- Recorded information
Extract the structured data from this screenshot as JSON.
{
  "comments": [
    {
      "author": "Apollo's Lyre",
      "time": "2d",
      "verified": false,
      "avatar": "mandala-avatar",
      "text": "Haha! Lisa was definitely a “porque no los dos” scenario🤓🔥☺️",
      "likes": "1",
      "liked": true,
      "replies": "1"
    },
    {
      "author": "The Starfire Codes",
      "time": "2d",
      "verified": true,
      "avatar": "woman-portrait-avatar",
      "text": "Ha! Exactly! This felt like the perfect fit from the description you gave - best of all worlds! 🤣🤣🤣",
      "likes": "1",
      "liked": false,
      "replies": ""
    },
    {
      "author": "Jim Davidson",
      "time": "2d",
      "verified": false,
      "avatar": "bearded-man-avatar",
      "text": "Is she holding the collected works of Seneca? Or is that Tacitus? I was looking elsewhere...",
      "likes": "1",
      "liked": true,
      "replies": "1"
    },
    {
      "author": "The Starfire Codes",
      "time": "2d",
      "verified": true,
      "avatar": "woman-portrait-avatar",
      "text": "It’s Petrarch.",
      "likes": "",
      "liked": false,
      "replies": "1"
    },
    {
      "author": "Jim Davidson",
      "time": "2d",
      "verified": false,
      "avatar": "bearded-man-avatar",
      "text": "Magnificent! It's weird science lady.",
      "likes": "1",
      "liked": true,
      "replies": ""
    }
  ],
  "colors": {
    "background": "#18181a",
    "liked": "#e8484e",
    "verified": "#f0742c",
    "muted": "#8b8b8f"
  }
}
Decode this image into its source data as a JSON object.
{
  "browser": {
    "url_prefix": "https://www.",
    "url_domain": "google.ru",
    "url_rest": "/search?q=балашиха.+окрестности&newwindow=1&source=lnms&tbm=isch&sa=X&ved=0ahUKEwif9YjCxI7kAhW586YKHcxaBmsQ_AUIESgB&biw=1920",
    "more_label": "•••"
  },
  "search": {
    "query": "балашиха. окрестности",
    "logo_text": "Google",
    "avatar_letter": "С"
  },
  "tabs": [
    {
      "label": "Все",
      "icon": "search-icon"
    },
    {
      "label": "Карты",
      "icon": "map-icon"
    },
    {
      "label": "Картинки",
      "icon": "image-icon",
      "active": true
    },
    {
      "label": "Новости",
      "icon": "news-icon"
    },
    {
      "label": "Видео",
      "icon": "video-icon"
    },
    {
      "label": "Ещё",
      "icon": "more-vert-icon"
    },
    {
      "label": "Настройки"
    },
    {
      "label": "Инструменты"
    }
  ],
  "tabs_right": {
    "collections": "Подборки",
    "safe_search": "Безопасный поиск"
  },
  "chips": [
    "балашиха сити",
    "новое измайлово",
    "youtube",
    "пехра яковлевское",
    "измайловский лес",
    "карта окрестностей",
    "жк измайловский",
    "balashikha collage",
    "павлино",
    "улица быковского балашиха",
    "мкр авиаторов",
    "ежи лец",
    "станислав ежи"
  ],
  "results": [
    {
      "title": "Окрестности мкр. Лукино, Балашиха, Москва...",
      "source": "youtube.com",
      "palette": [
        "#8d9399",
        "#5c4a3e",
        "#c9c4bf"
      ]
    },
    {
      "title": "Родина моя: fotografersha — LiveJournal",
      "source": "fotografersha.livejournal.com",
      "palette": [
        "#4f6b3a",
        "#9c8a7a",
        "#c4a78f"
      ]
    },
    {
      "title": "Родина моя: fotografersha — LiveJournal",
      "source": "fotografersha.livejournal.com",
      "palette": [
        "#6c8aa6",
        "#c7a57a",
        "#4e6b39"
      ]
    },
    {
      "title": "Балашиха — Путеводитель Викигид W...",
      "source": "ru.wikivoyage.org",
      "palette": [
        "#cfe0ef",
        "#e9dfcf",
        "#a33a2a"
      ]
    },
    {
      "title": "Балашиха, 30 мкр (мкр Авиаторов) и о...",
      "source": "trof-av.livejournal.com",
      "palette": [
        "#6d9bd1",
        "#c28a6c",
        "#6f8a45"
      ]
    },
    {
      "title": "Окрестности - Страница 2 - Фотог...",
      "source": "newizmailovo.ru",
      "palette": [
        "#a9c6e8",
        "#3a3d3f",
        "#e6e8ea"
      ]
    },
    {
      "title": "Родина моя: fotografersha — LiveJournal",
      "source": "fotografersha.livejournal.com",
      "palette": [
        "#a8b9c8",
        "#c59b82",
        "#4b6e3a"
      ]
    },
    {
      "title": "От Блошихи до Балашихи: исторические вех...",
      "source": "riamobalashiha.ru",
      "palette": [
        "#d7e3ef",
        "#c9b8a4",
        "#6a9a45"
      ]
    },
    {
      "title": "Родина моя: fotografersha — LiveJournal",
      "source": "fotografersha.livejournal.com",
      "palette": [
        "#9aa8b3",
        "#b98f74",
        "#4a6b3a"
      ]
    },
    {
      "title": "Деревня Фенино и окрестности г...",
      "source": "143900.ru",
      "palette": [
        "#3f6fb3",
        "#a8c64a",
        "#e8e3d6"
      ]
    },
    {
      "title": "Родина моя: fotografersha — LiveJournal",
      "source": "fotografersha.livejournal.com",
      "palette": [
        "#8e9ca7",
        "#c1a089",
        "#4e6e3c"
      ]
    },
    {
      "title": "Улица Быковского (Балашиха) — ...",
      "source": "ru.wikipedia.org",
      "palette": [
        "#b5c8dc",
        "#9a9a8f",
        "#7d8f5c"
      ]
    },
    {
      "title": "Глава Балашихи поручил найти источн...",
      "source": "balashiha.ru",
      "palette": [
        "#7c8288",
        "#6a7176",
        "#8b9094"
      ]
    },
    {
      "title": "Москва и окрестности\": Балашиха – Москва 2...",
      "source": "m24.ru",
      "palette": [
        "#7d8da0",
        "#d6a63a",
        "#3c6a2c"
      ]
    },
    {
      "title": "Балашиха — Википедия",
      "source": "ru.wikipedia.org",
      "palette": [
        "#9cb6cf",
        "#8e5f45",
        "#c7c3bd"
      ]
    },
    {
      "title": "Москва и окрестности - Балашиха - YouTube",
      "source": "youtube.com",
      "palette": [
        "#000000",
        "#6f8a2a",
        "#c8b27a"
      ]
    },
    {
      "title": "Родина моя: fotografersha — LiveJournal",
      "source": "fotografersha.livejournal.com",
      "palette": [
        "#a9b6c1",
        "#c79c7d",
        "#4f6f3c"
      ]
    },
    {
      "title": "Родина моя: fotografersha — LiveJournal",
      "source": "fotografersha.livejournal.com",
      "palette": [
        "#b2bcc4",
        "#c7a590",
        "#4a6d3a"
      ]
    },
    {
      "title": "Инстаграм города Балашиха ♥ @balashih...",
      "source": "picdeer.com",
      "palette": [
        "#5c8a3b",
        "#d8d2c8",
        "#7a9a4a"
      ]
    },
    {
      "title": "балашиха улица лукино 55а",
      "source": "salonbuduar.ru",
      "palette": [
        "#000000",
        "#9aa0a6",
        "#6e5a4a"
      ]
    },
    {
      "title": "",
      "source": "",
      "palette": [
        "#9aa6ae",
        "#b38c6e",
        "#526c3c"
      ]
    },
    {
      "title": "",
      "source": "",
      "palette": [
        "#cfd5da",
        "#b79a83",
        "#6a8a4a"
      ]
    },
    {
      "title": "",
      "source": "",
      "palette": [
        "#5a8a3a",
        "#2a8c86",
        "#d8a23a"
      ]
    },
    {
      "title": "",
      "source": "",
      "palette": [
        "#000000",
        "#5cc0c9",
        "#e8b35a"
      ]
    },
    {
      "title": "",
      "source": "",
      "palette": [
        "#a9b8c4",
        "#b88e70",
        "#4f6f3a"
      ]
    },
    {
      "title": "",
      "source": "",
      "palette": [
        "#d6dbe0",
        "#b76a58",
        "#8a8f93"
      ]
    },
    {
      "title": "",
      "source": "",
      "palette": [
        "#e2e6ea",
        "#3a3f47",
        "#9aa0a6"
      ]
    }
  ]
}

--

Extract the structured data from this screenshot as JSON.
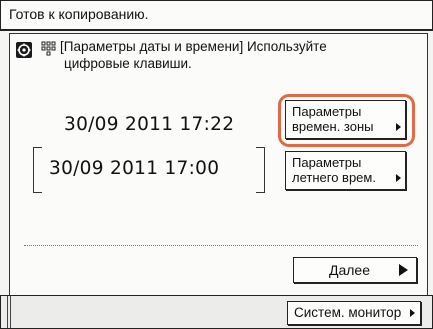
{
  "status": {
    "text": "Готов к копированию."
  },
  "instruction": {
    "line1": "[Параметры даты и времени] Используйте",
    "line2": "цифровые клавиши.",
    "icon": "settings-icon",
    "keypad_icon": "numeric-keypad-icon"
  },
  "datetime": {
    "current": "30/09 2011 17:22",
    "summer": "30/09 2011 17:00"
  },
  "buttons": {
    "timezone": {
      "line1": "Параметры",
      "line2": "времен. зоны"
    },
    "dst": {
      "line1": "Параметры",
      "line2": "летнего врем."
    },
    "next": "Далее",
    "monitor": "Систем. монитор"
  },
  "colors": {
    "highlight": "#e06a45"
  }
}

==

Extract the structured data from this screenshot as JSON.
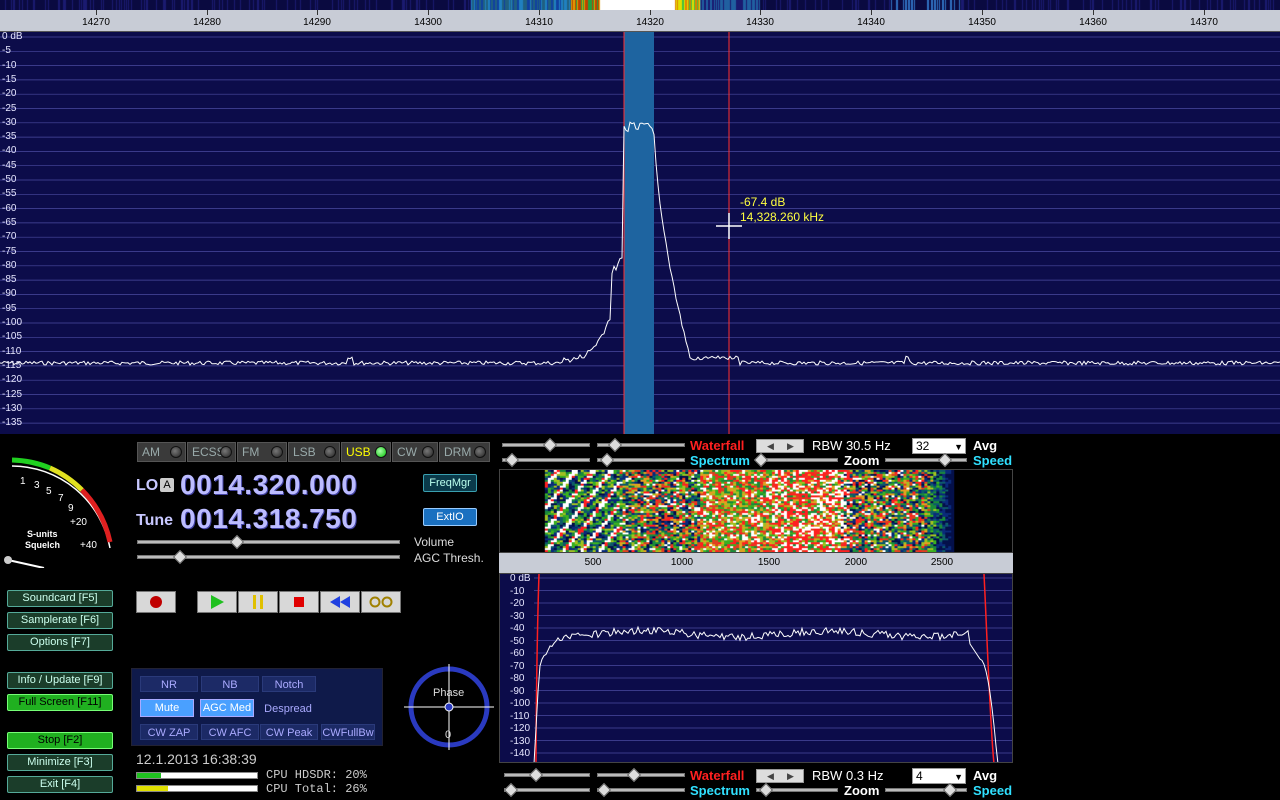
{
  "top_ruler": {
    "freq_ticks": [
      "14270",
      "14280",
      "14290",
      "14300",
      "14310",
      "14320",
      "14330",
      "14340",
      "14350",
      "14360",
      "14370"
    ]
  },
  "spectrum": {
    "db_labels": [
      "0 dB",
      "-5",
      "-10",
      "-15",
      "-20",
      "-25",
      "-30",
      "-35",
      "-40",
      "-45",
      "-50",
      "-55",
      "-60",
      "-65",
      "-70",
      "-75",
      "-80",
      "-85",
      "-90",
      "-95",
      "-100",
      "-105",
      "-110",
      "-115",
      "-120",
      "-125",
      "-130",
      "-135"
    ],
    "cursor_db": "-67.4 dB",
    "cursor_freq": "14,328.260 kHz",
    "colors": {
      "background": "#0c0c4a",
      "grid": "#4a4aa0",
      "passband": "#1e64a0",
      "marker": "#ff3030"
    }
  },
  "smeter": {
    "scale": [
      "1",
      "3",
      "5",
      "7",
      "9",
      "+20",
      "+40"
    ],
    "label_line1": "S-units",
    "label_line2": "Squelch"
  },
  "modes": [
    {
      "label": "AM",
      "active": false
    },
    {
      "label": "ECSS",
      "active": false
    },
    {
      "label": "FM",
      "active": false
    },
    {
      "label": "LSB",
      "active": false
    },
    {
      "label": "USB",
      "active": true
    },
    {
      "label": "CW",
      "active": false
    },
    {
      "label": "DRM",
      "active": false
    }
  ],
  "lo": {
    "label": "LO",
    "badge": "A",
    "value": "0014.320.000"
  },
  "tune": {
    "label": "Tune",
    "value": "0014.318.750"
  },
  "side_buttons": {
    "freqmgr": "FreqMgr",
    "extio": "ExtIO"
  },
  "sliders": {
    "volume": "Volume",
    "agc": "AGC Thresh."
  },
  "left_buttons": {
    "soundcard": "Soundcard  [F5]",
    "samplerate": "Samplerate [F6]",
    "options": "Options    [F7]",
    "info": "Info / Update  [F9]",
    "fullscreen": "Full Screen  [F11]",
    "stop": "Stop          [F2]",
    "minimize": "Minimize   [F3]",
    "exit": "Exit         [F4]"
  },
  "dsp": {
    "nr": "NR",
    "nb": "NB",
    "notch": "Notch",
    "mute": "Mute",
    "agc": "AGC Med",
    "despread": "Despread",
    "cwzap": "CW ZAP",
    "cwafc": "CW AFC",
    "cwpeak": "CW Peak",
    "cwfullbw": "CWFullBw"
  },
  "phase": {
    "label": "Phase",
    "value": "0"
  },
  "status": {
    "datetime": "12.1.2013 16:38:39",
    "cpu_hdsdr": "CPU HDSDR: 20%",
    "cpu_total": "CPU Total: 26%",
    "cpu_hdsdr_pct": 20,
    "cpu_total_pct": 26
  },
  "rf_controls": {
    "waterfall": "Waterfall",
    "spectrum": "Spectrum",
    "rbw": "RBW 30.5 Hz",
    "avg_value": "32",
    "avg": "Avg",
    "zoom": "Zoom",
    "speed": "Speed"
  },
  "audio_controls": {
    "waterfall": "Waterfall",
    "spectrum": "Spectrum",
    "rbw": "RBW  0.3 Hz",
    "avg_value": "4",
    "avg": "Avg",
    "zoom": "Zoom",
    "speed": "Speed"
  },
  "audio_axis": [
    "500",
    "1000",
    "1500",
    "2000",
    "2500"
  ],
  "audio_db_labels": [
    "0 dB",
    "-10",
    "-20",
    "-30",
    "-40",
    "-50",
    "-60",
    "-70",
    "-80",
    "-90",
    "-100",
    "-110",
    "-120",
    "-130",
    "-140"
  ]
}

- What you should do
Say how many lines in the records contain the string "Балашихи", and say nothing else.

- Solved problem
2